Dataset records:

-- begin --

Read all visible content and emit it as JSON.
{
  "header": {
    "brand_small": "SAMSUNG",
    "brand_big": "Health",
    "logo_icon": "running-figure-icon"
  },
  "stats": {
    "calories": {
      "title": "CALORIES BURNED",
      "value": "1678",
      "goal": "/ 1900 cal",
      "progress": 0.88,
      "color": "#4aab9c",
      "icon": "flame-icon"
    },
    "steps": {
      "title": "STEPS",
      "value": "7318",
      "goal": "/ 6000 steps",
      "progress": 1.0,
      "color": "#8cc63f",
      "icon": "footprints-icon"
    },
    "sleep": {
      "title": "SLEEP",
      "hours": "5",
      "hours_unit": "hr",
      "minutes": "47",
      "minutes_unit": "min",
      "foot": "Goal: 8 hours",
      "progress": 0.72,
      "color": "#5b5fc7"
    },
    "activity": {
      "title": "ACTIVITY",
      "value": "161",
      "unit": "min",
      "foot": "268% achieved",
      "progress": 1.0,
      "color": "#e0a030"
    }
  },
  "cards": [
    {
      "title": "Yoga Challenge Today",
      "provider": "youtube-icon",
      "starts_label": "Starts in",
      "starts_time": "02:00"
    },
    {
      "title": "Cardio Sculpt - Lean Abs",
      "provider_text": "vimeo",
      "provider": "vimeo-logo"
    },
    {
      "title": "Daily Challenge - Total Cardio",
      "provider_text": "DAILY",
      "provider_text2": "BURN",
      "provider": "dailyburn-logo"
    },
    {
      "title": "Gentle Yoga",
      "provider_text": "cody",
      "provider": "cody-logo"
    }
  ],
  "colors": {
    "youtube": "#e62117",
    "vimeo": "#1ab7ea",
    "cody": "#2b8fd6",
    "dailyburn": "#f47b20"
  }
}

-- end --

▸ Description of the task
Copy out every entry again, exactly as it was given.

▸ Expected output
Read all visible content and emit it as JSON.
{
  "header": {
    "brand_small": "SAMSUNG",
    "brand_big": "Health",
    "logo_icon": "running-figure-icon"
  },
  "stats": {
    "calories": {
      "title": "CALORIES BURNED",
      "value": "1678",
      "goal": "/ 1900 cal",
      "progress": 0.88,
      "color": "#4aab9c",
      "icon": "flame-icon"
    },
    "steps": {
      "title": "STEPS",
      "value": "7318",
      "goal": "/ 6000 steps",
      "progress": 1.0,
      "color": "#8cc63f",
      "icon": "footprints-icon"
    },
    "sleep": {
      "title": "SLEEP",
      "hours": "5",
      "hours_unit": "hr",
      "minutes": "47",
      "minutes_unit": "min",
      "foot": "Goal: 8 hours",
      "progress": 0.72,
      "color": "#5b5fc7"
    },
    "activity": {
      "title": "ACTIVITY",
      "value": "161",
      "unit": "min",
      "foot": "268% achieved",
      "progress": 1.0,
      "color": "#e0a030"
    }
  },
  "cards": [
    {
      "title": "Yoga Challenge Today",
      "provider": "youtube-icon",
      "starts_label": "Starts in",
      "starts_time": "02:00"
    },
    {
      "title": "Cardio Sculpt - Lean Abs",
      "provider_text": "vimeo",
      "provider": "vimeo-logo"
    },
    {
      "title": "Daily Challenge - Total Cardio",
      "provider_text": "DAILY",
      "provider_text2": "BURN",
      "provider": "dailyburn-logo"
    },
    {
      "title": "Gentle Yoga",
      "provider_text": "cody",
      "provider": "cody-logo"
    }
  ],
  "colors": {
    "youtube": "#e62117",
    "vimeo": "#1ab7ea",
    "cody": "#2b8fd6",
    "dailyburn": "#f47b20"
  }
}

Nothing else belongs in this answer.